▸ Instructions for the task
Return the records that follow, matching each one exactly.

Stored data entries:

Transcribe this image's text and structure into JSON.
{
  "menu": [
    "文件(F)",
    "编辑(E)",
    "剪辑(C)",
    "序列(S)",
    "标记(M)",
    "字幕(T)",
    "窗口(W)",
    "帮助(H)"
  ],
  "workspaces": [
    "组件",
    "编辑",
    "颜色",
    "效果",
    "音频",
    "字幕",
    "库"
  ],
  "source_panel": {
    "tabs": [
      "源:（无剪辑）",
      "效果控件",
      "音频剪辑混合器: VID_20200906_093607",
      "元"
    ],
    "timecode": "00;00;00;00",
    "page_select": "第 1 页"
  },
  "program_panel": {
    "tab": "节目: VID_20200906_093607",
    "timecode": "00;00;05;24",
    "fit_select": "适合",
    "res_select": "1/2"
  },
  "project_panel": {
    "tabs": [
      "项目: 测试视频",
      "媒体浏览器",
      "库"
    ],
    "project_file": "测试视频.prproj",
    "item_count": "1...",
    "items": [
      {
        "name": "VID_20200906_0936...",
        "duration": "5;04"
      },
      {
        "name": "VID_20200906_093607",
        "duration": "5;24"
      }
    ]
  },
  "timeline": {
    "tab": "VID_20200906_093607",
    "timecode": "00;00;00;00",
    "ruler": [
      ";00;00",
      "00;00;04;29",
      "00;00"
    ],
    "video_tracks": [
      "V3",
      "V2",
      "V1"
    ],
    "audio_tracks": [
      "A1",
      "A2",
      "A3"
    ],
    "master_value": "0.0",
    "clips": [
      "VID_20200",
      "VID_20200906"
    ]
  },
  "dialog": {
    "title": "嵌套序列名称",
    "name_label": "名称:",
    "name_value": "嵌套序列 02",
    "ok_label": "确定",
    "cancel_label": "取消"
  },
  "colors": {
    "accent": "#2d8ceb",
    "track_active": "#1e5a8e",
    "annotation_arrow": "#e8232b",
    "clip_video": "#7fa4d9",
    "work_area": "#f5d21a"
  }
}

▸ Response to the exercise
Transcribe this image's text and structure into JSON.
{
  "menu": [
    "文件(F)",
    "编辑(E)",
    "剪辑(C)",
    "序列(S)",
    "标记(M)",
    "字幕(T)",
    "窗口(W)",
    "帮助(H)"
  ],
  "workspaces": [
    "组件",
    "编辑",
    "颜色",
    "效果",
    "音频",
    "字幕",
    "库"
  ],
  "source_panel": {
    "tabs": [
      "源:（无剪辑）",
      "效果控件",
      "音频剪辑混合器: VID_20200906_093607",
      "元"
    ],
    "timecode": "00;00;00;00",
    "page_select": "第 1 页"
  },
  "program_panel": {
    "tab": "节目: VID_20200906_093607",
    "timecode": "00;00;05;24",
    "fit_select": "适合",
    "res_select": "1/2"
  },
  "project_panel": {
    "tabs": [
      "项目: 测试视频",
      "媒体浏览器",
      "库"
    ],
    "project_file": "测试视频.prproj",
    "item_count": "1...",
    "items": [
      {
        "name": "VID_20200906_0936...",
        "duration": "5;04"
      },
      {
        "name": "VID_20200906_093607",
        "duration": "5;24"
      }
    ]
  },
  "timeline": {
    "tab": "VID_20200906_093607",
    "timecode": "00;00;00;00",
    "ruler": [
      ";00;00",
      "00;00;04;29",
      "00;00"
    ],
    "video_tracks": [
      "V3",
      "V2",
      "V1"
    ],
    "audio_tracks": [
      "A1",
      "A2",
      "A3"
    ],
    "master_value": "0.0",
    "clips": [
      "VID_20200",
      "VID_20200906"
    ]
  },
  "dialog": {
    "title": "嵌套序列名称",
    "name_label": "名称:",
    "name_value": "嵌套序列 02",
    "ok_label": "确定",
    "cancel_label": "取消"
  },
  "colors": {
    "accent": "#2d8ceb",
    "track_active": "#1e5a8e",
    "annotation_arrow": "#e8232b",
    "clip_video": "#7fa4d9",
    "work_area": "#f5d21a"
  }
}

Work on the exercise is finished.